PROBLEM REQUIREMENTS
Count lines holding the word "District". Only the number is wanted.

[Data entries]
.....

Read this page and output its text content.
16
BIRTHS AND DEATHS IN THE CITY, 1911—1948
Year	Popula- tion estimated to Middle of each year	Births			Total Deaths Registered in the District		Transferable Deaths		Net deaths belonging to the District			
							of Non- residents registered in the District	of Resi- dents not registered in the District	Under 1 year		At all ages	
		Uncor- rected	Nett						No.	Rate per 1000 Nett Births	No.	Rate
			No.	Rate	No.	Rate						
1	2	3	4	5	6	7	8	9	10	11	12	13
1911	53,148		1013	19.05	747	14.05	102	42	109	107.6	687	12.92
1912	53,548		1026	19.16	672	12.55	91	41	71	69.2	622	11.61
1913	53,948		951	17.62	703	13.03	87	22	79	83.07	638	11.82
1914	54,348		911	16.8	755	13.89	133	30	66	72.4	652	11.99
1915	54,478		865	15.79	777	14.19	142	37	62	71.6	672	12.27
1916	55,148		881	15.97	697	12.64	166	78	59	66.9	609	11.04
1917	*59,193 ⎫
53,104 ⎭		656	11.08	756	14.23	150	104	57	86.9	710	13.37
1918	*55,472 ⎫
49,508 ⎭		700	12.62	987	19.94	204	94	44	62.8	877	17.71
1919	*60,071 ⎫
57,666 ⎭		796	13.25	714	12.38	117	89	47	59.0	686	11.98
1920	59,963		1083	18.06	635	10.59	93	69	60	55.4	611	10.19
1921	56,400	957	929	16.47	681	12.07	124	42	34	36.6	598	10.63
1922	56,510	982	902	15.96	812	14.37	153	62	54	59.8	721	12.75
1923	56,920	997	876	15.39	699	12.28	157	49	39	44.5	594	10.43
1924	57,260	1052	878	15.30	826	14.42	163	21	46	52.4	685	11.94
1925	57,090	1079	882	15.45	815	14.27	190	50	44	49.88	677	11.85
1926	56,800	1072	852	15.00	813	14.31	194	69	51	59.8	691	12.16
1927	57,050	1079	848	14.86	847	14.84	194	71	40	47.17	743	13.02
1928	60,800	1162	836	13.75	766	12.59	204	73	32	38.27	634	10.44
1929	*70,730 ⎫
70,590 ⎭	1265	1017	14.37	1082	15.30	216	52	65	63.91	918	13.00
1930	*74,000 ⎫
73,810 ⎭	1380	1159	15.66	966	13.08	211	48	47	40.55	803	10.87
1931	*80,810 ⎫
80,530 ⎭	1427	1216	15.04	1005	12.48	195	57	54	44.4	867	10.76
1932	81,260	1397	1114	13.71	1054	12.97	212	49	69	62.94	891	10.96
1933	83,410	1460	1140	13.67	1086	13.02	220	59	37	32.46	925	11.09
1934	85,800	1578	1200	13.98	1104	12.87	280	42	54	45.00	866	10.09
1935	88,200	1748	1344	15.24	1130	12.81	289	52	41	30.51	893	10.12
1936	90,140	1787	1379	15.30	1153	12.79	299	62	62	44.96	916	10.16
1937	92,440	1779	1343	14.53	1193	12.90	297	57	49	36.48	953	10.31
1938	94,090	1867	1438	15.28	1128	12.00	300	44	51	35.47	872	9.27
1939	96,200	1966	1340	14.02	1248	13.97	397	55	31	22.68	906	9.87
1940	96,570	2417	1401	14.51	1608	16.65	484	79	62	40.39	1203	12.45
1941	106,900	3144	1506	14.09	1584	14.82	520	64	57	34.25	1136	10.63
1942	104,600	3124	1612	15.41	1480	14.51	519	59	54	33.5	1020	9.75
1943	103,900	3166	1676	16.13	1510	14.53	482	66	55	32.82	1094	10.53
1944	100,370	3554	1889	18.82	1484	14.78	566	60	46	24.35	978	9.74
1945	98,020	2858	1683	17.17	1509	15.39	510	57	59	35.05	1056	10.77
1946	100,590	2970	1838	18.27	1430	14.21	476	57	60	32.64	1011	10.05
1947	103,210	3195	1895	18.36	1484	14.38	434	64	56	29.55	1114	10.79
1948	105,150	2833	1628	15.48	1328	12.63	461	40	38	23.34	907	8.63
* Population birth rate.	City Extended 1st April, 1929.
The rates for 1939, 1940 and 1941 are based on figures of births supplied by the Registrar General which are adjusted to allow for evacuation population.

.....

IN RESPONSE
2